>> START Exercise materials
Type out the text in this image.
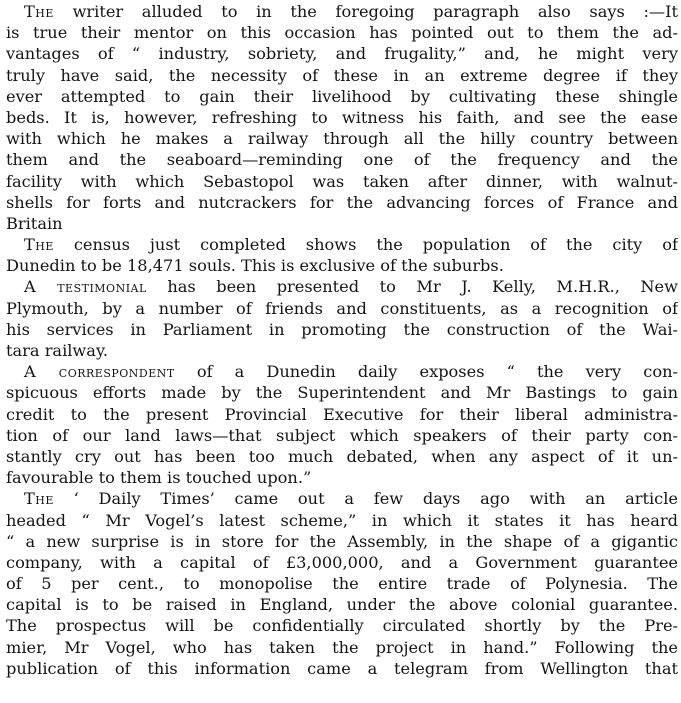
The writer alluded to in the foregoing paragraph also says :—It
is true their mentor on this occasion has pointed out to them the ad-
vantages of “ industry, sobriety, and frugality,” and, he might very
truly have said, the necessity of these in an extreme degree if they
ever attempted to gain their livelihood by cultivating these shingle
beds. It is, however, refreshing to witness his faith, and see the ease
with which he makes a railway through all the hilly country between
them and the seaboard—reminding one of the frequency and the
facility with which Sebastopol was taken after dinner, with walnut-
shells for forts and nutcrackers for the advancing forces of France and
Britain
The census just completed shows the population of the city of
Dunedin to be 18,471 souls. This is exclusive of the suburbs.
A testimonial has been presented to Mr J. Kelly, M.H.R., New
Plymouth, by a number of friends and constituents, as a recognition of
his services in Parliament in promoting the construction of the Wai-
tara railway.
A correspondent of a Dunedin daily exposes “ the very con-
spicuous efforts made by the Superintendent and Mr Bastings to gain
credit to the present Provincial Executive for their liberal administra-
tion of our land laws—that subject which speakers of their party con-
stantly cry out has been too much debated, when any aspect of it un-
favourable to them is touched upon.”
The ‘ Daily Times’ came out a few days ago with an article
headed “ Mr Vogel’s latest scheme,” in which it states it has heard
“ a new surprise is in store for the Assembly, in the shape of a gigantic
company, with a capital of £3,000,000, and a Government guarantee
of 5 per cent., to monopolise the entire trade of Polynesia. The
capital is to be raised in England, under the above colonial guarantee.
The prospectus will be confidentially circulated shortly by the Pre-
mier, Mr Vogel, who has taken the project in hand.” Following the
publication of this information came a telegram from Wellington that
>> END Exercise materials
Task to carry out –
Pull every line containing the word "them" out of the material and copy it.

Written answer –
is true their mentor on this occasion has pointed out to them the ad-
them and the seaboard—reminding one of the frequency and the
favourable to them is touched upon.”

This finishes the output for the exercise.